▶ Objective: Omit the pictures and return every entry exactly as written.

[Stored data]
=====
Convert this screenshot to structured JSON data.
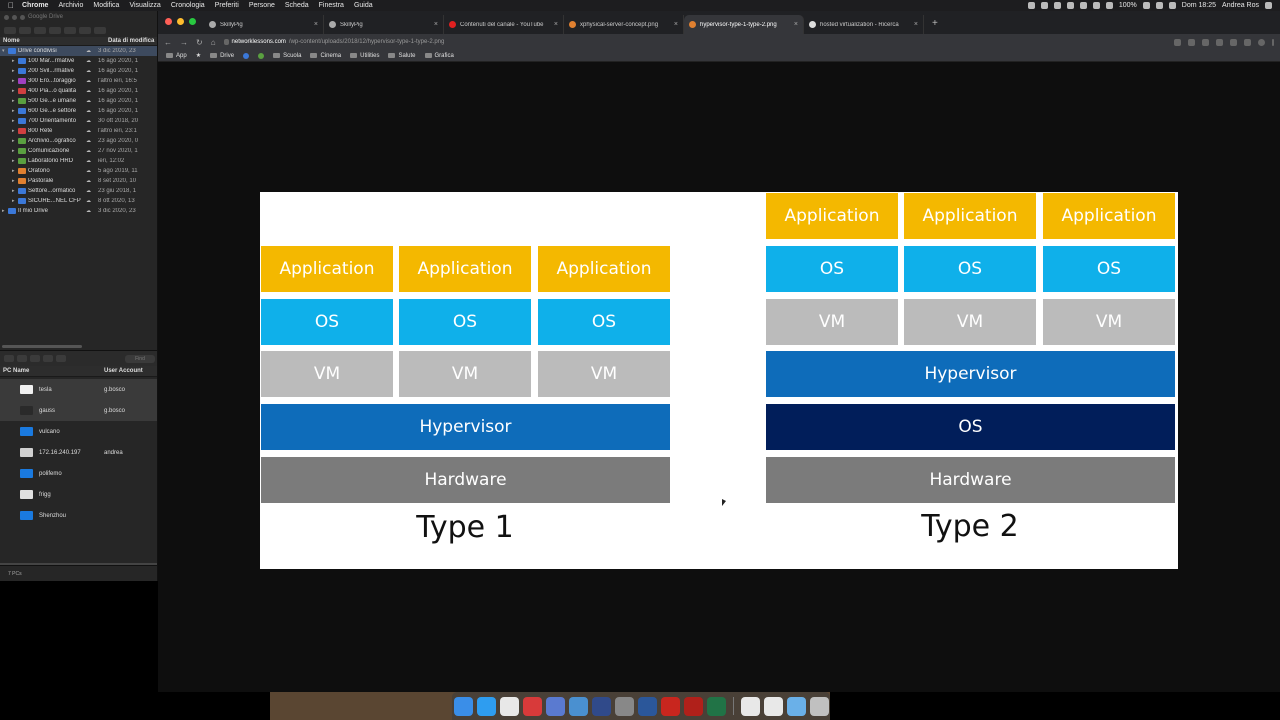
{
  "menubar": {
    "app": "Chrome",
    "items": [
      "Archivio",
      "Modifica",
      "Visualizza",
      "Cronologia",
      "Preferiti",
      "Persone",
      "Scheda",
      "Finestra",
      "Guida"
    ],
    "battery": "100%",
    "datetime": "Dom 18:25",
    "user": "Andrea Ros"
  },
  "left_pane": {
    "title": "Google Drive",
    "columns": {
      "name": "Nome",
      "date": "Data di modifica"
    },
    "rows": [
      {
        "name": "Drive condivisi",
        "date": "3 dic 2020, 23",
        "color": "#3b78d8"
      },
      {
        "name": "100 Mar...rmative",
        "date": "16 ago 2020, 1",
        "color": "#3b78d8"
      },
      {
        "name": "200 Svil...rmative",
        "date": "16 ago 2020, 1",
        "color": "#3b78d8"
      },
      {
        "name": "300 Ero...toraggio",
        "date": "l'altro ieri, 16:5",
        "color": "#a040c0"
      },
      {
        "name": "400 Pia...o qualità",
        "date": "16 ago 2020, 1",
        "color": "#d04040"
      },
      {
        "name": "500 Ge...e umane",
        "date": "16 ago 2020, 1",
        "color": "#5aa040"
      },
      {
        "name": "600 Ge...e settore",
        "date": "16 ago 2020, 1",
        "color": "#3b78d8"
      },
      {
        "name": "700 Orientamento",
        "date": "30 ott 2018, 20",
        "color": "#3b78d8"
      },
      {
        "name": "800 Rete",
        "date": "l'altro ieri, 23:1",
        "color": "#d04040"
      },
      {
        "name": "Archivio...ografico",
        "date": "23 ago 2020, 0",
        "color": "#5aa040"
      },
      {
        "name": "Comunicazione",
        "date": "27 nov 2020, 1",
        "color": "#5aa040"
      },
      {
        "name": "Laboratorio HRD",
        "date": "ieri, 12:02",
        "color": "#5aa040"
      },
      {
        "name": "Oratorio",
        "date": "5 ago 2019, 11",
        "color": "#e08030"
      },
      {
        "name": "Pastorale",
        "date": "8 set 2020, 10",
        "color": "#e08030"
      },
      {
        "name": "Settore...ormatico",
        "date": "23 giu 2018, 1",
        "color": "#3b78d8"
      },
      {
        "name": "SICURE...NEL CFP",
        "date": "8 ott 2020, 13",
        "color": "#3b78d8"
      },
      {
        "name": "Il mio Drive",
        "date": "3 dic 2020, 23",
        "color": "#3b78d8"
      }
    ],
    "search_placeholder": "Find",
    "pc_columns": {
      "name": "PC Name",
      "account": "User Account"
    },
    "pcs": [
      {
        "name": "tesla",
        "account": "g.bosco",
        "color": "#f0f0f0"
      },
      {
        "name": "gauss",
        "account": "g.bosco",
        "color": "#2a2a2a"
      },
      {
        "name": "vulcano",
        "account": "",
        "color": "#1a7ae0"
      },
      {
        "name": "172.16.240.197",
        "account": "andrea",
        "color": "#d0d0d0"
      },
      {
        "name": "polifemo",
        "account": "",
        "color": "#1a7ae0"
      },
      {
        "name": "frigg",
        "account": "",
        "color": "#e0e0e0"
      },
      {
        "name": "Shenzhou",
        "account": "",
        "color": "#1a7ae0"
      }
    ],
    "footer": "7 PCs"
  },
  "browser": {
    "tabs": [
      {
        "title": "SkillyPig",
        "active": false
      },
      {
        "title": "SkillyPig",
        "active": false
      },
      {
        "title": "Contenuti del canale - YouTube",
        "active": false
      },
      {
        "title": "xphysical-server-concept.png",
        "active": false
      },
      {
        "title": "hypervisor-type-1-type-2.png",
        "active": true
      },
      {
        "title": "hosted virtualization - Ricerca",
        "active": false
      }
    ],
    "url_host": "networklessons.com",
    "url_path": "/wp-content/uploads/2018/12/hypervisor-type-1-type-2.png",
    "bookmarks": [
      "App",
      "Drive",
      "Scuola",
      "Cinema",
      "Utilities",
      "Salute",
      "Grafica"
    ]
  },
  "diagram": {
    "type1": {
      "label": "Type 1",
      "applications": [
        "Application",
        "Application",
        "Application"
      ],
      "os": [
        "OS",
        "OS",
        "OS"
      ],
      "vms": [
        "VM",
        "VM",
        "VM"
      ],
      "hypervisor": "Hypervisor",
      "hardware": "Hardware"
    },
    "type2": {
      "label": "Type 2",
      "applications": [
        "Application",
        "Application",
        "Application"
      ],
      "os": [
        "OS",
        "OS",
        "OS"
      ],
      "vms": [
        "VM",
        "VM",
        "VM"
      ],
      "hypervisor": "Hypervisor",
      "host_os": "OS",
      "hardware": "Hardware"
    }
  }
}
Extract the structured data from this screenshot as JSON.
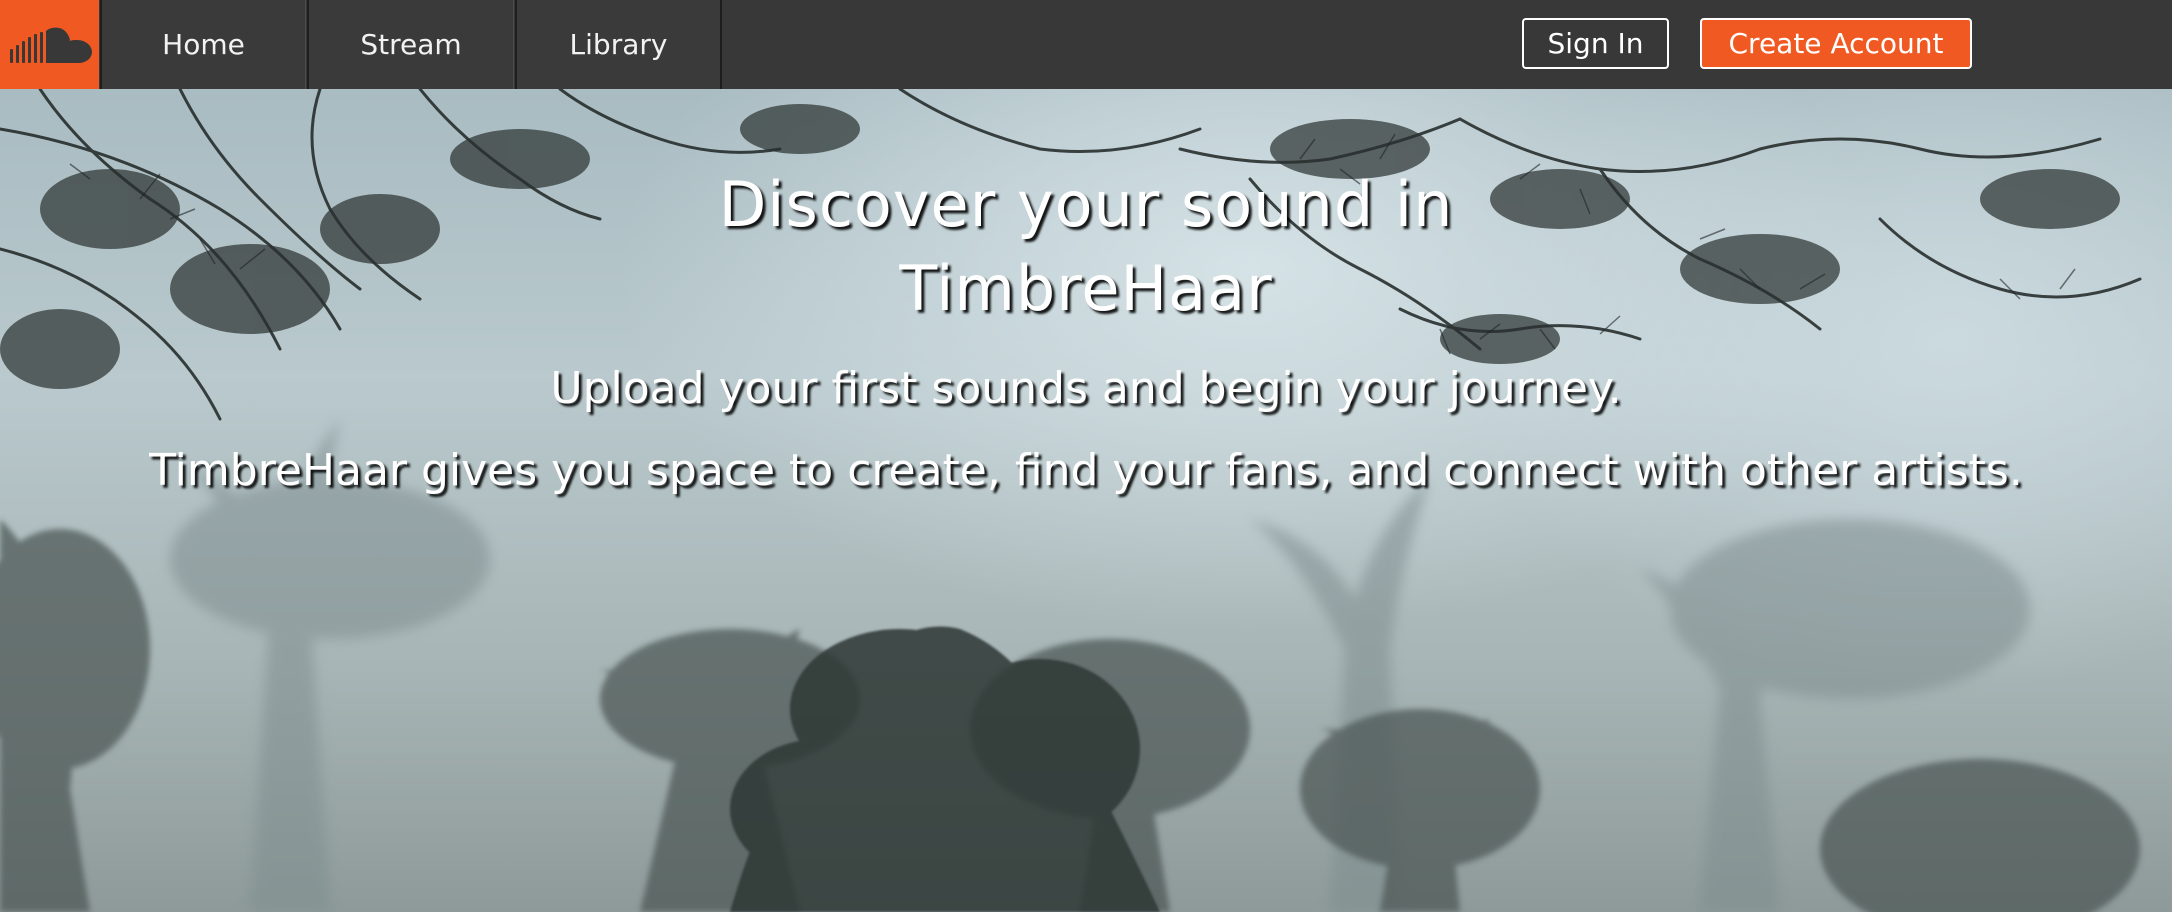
{
  "nav": {
    "logo_icon": "cloud-logo-icon",
    "tabs": [
      {
        "label": "Home"
      },
      {
        "label": "Stream"
      },
      {
        "label": "Library"
      }
    ],
    "signin_label": "Sign In",
    "create_account_label": "Create Account"
  },
  "hero": {
    "headline": "Discover your sound in TimbreHaar",
    "subtitle_line1": "Upload your first sounds and begin your journey.",
    "subtitle_line2": "TimbreHaar gives you space to create, find your fans, and connect with other artists.",
    "background": "misty-forest-image"
  },
  "colors": {
    "brand_orange": "#f05a22",
    "navbar_bg": "#383838",
    "text_white": "#ffffff"
  }
}
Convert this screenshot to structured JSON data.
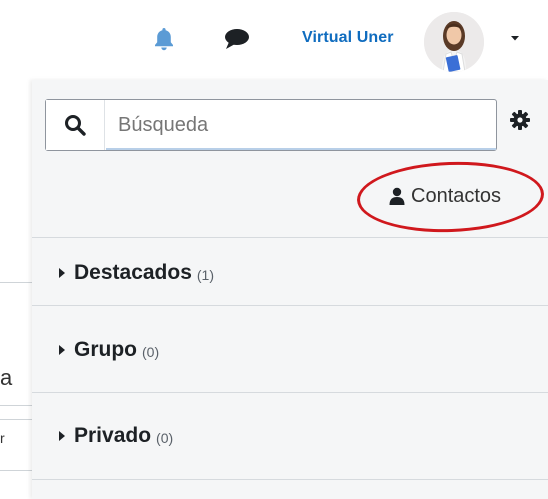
{
  "navbar": {
    "notifications_icon": "bell-icon",
    "messages_icon": "chat-icon",
    "user_name": "Virtual Uner",
    "user_menu_icon": "caret-down-icon"
  },
  "left_page": {
    "fragment_1": "a",
    "fragment_2": "r"
  },
  "drawer": {
    "search": {
      "placeholder": "Búsqueda",
      "value": ""
    },
    "settings_icon": "gear-icon",
    "contacts_label": "Contactos",
    "contacts_icon": "user-icon",
    "sections": [
      {
        "label": "Destacados",
        "count": "(1)"
      },
      {
        "label": "Grupo",
        "count": "(0)"
      },
      {
        "label": "Privado",
        "count": "(0)"
      }
    ]
  },
  "colors": {
    "accent": "#0f6cbf",
    "bell": "#5b9bd5",
    "highlight": "#d0181d",
    "drawer_bg": "#f5f6f7"
  }
}
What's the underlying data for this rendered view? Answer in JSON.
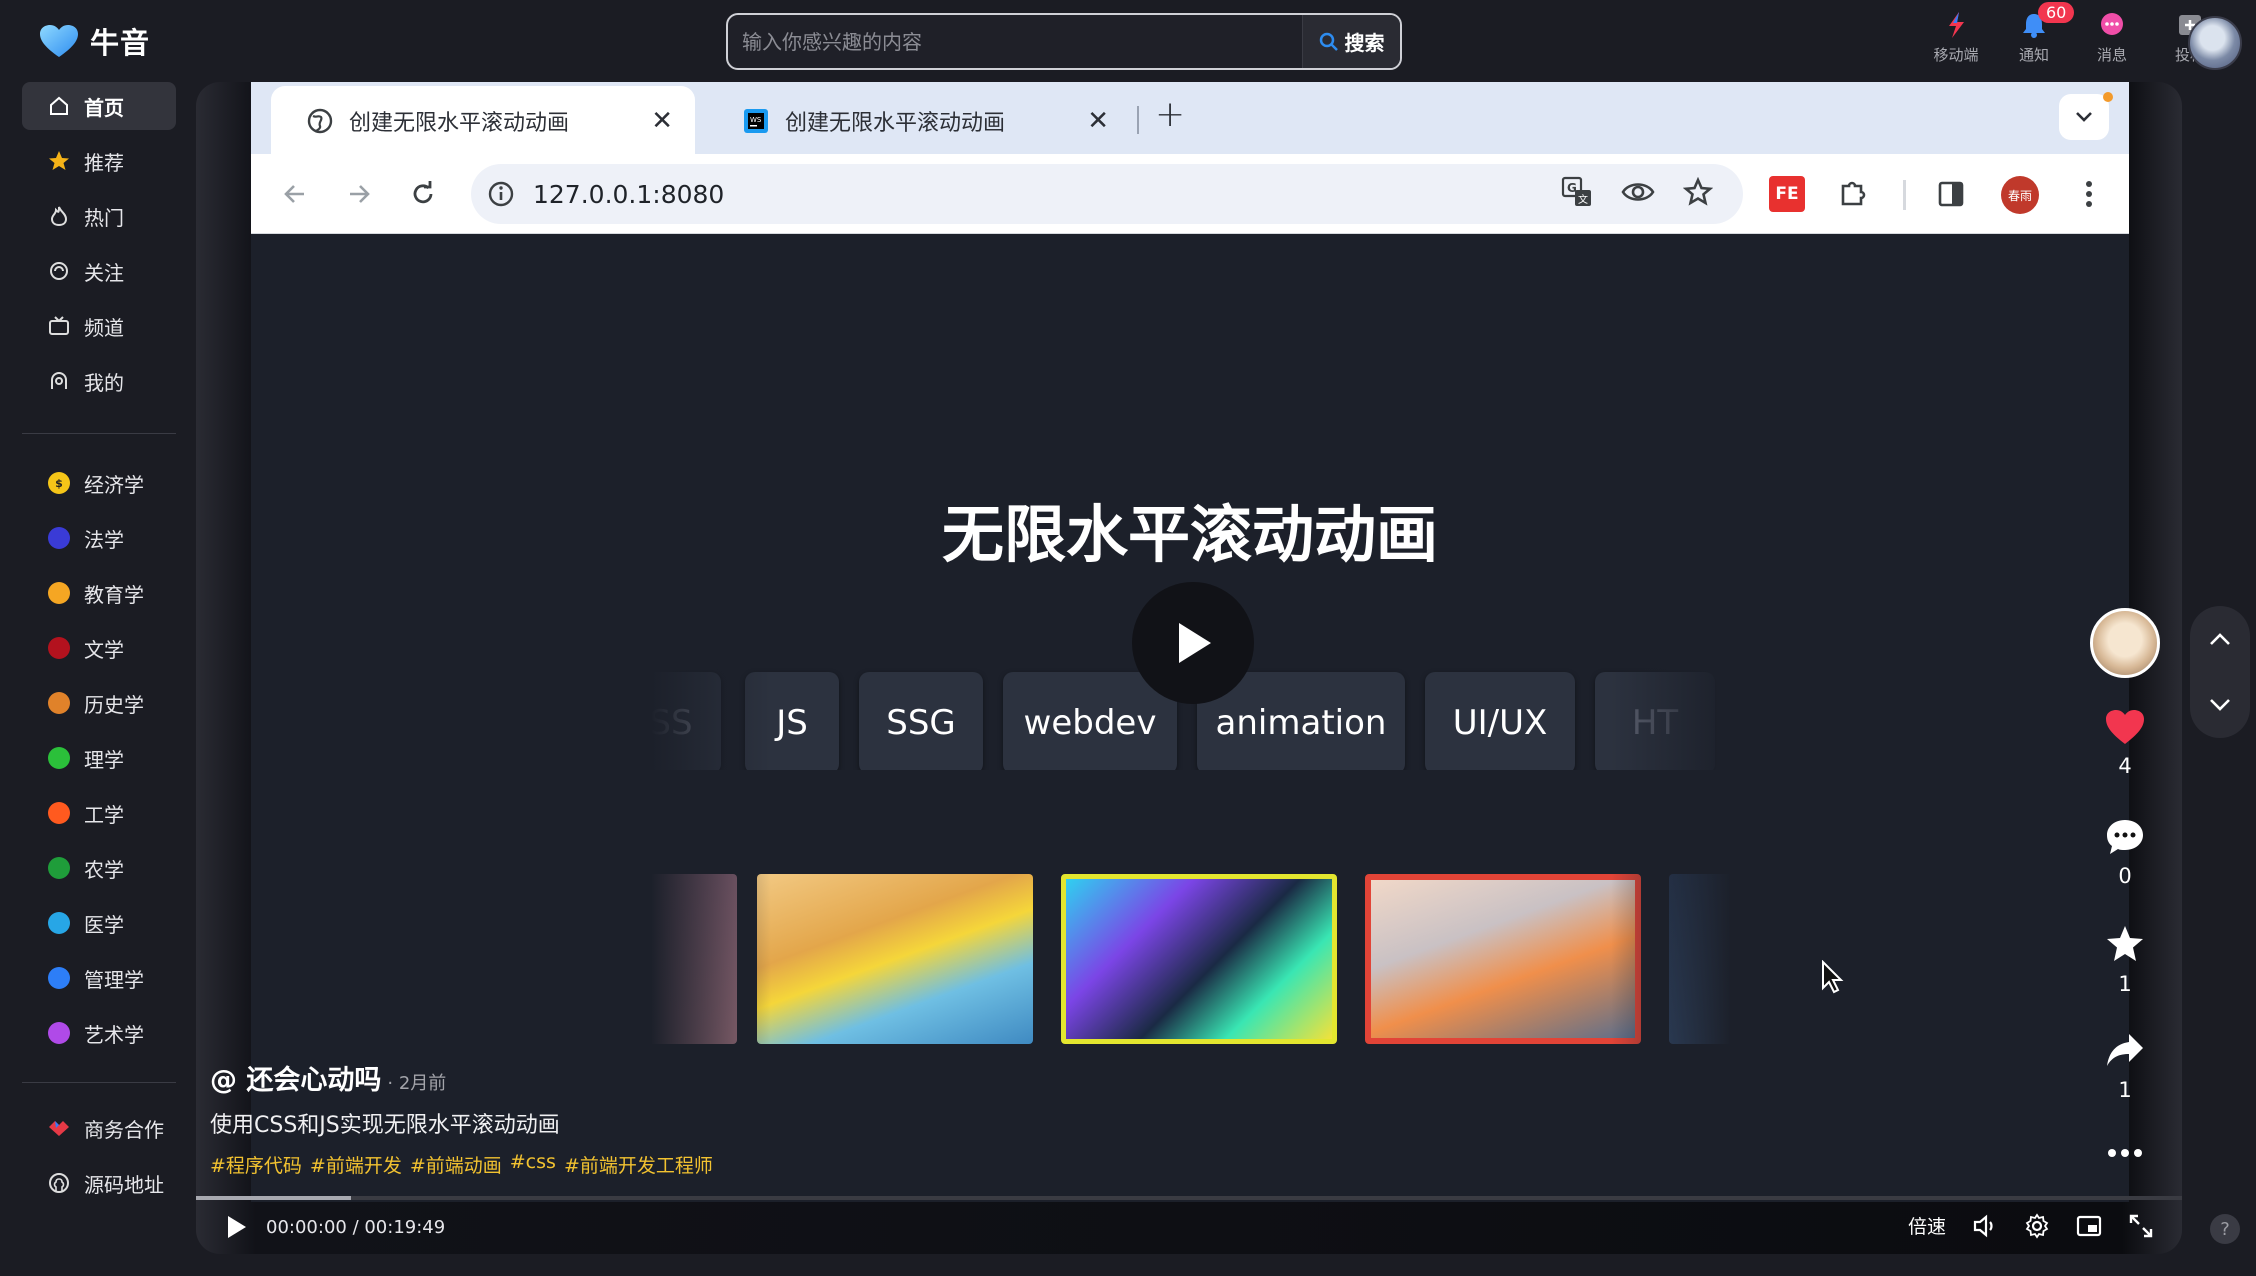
=====
▶ Result of the task:
Convert this screenshot to structured JSON data.
{
  "menubar": {
    "app": "Chrome",
    "items": [
      "Archivio",
      "Modifica",
      "Visualizza",
      "Cronologia",
      "Preferiti",
      "Persone",
      "Scheda",
      "Finestra",
      "Guida"
    ],
    "battery": "100%",
    "datetime": "Dom 18:25",
    "user": "Andrea Ros"
  },
  "left_pane": {
    "title": "Google Drive",
    "columns": {
      "name": "Nome",
      "date": "Data di modifica"
    },
    "rows": [
      {
        "name": "Drive condivisi",
        "date": "3 dic 2020, 23",
        "color": "#3b78d8"
      },
      {
        "name": "100 Mar...rmative",
        "date": "16 ago 2020, 1",
        "color": "#3b78d8"
      },
      {
        "name": "200 Svil...rmative",
        "date": "16 ago 2020, 1",
        "color": "#3b78d8"
      },
      {
        "name": "300 Ero...toraggio",
        "date": "l'altro ieri, 16:5",
        "color": "#a040c0"
      },
      {
        "name": "400 Pia...o qualità",
        "date": "16 ago 2020, 1",
        "color": "#d04040"
      },
      {
        "name": "500 Ge...e umane",
        "date": "16 ago 2020, 1",
        "color": "#5aa040"
      },
      {
        "name": "600 Ge...e settore",
        "date": "16 ago 2020, 1",
        "color": "#3b78d8"
      },
      {
        "name": "700 Orientamento",
        "date": "30 ott 2018, 20",
        "color": "#3b78d8"
      },
      {
        "name": "800 Rete",
        "date": "l'altro ieri, 23:1",
        "color": "#d04040"
      },
      {
        "name": "Archivio...ografico",
        "date": "23 ago 2020, 0",
        "color": "#5aa040"
      },
      {
        "name": "Comunicazione",
        "date": "27 nov 2020, 1",
        "color": "#5aa040"
      },
      {
        "name": "Laboratorio HRD",
        "date": "ieri, 12:02",
        "color": "#5aa040"
      },
      {
        "name": "Oratorio",
        "date": "5 ago 2019, 11",
        "color": "#e08030"
      },
      {
        "name": "Pastorale",
        "date": "8 set 2020, 10",
        "color": "#e08030"
      },
      {
        "name": "Settore...ormatico",
        "date": "23 giu 2018, 1",
        "color": "#3b78d8"
      },
      {
        "name": "SICURE...NEL CFP",
        "date": "8 ott 2020, 13",
        "color": "#3b78d8"
      },
      {
        "name": "Il mio Drive",
        "date": "3 dic 2020, 23",
        "color": "#3b78d8"
      }
    ],
    "search_placeholder": "Find",
    "pc_columns": {
      "name": "PC Name",
      "account": "User Account"
    },
    "pcs": [
      {
        "name": "tesla",
        "account": "g.bosco",
        "color": "#f0f0f0"
      },
      {
        "name": "gauss",
        "account": "g.bosco",
        "color": "#2a2a2a"
      },
      {
        "name": "vulcano",
        "account": "",
        "color": "#1a7ae0"
      },
      {
        "name": "172.16.240.197",
        "account": "andrea",
        "color": "#d0d0d0"
      },
      {
        "name": "polifemo",
        "account": "",
        "color": "#1a7ae0"
      },
      {
        "name": "frigg",
        "account": "",
        "color": "#e0e0e0"
      },
      {
        "name": "Shenzhou",
        "account": "",
        "color": "#1a7ae0"
      }
    ],
    "footer": "7 PCs"
  },
  "browser": {
    "tabs": [
      {
        "title": "SkillyPig",
        "active": false
      },
      {
        "title": "SkillyPig",
        "active": false
      },
      {
        "title": "Contenuti del canale - YouTube",
        "active": false
      },
      {
        "title": "xphysical-server-concept.png",
        "active": false
      },
      {
        "title": "hypervisor-type-1-type-2.png",
        "active": true
      },
      {
        "title": "hosted virtualization - Ricerca",
        "active": false
      }
    ],
    "url_host": "networklessons.com",
    "url_path": "/wp-content/uploads/2018/12/hypervisor-type-1-type-2.png",
    "bookmarks": [
      "App",
      "Drive",
      "Scuola",
      "Cinema",
      "Utilities",
      "Salute",
      "Grafica"
    ]
  },
  "diagram": {
    "type1": {
      "label": "Type 1",
      "applications": [
        "Application",
        "Application",
        "Application"
      ],
      "os": [
        "OS",
        "OS",
        "OS"
      ],
      "vms": [
        "VM",
        "VM",
        "VM"
      ],
      "hypervisor": "Hypervisor",
      "hardware": "Hardware"
    },
    "type2": {
      "label": "Type 2",
      "applications": [
        "Application",
        "Application",
        "Application"
      ],
      "os": [
        "OS",
        "OS",
        "OS"
      ],
      "vms": [
        "VM",
        "VM",
        "VM"
      ],
      "hypervisor": "Hypervisor",
      "host_os": "OS",
      "hardware": "Hardware"
    }
  }
}
Extract the structured data from this screenshot as JSON.
{
  "nav": {
    "logo_icon": "cloud-logo-icon",
    "tabs": [
      {
        "label": "Home"
      },
      {
        "label": "Stream"
      },
      {
        "label": "Library"
      }
    ],
    "signin_label": "Sign In",
    "create_account_label": "Create Account"
  },
  "hero": {
    "headline": "Discover your sound in TimbreHaar",
    "subtitle_line1": "Upload your first sounds and begin your journey.",
    "subtitle_line2": "TimbreHaar gives you space to create, find your fans, and connect with other artists.",
    "background": "misty-forest-image"
  },
  "colors": {
    "brand_orange": "#f05a22",
    "navbar_bg": "#383838",
    "text_white": "#ffffff"
  }
}
Convert this screenshot to structured JSON data.
{
  "navbar": {
    "notifications_icon": "bell-icon",
    "messages_icon": "chat-icon",
    "user_name": "Virtual Uner",
    "user_menu_icon": "caret-down-icon"
  },
  "left_page": {
    "fragment_1": "a",
    "fragment_2": "r"
  },
  "drawer": {
    "search": {
      "placeholder": "Búsqueda",
      "value": ""
    },
    "settings_icon": "gear-icon",
    "contacts_label": "Contactos",
    "contacts_icon": "user-icon",
    "sections": [
      {
        "label": "Destacados",
        "count": "(1)"
      },
      {
        "label": "Grupo",
        "count": "(0)"
      },
      {
        "label": "Privado",
        "count": "(0)"
      }
    ]
  },
  "colors": {
    "accent": "#0f6cbf",
    "bell": "#5b9bd5",
    "highlight": "#d0181d",
    "drawer_bg": "#f5f6f7"
  }
}
What's the underlying data for this rendered view? Answer in JSON.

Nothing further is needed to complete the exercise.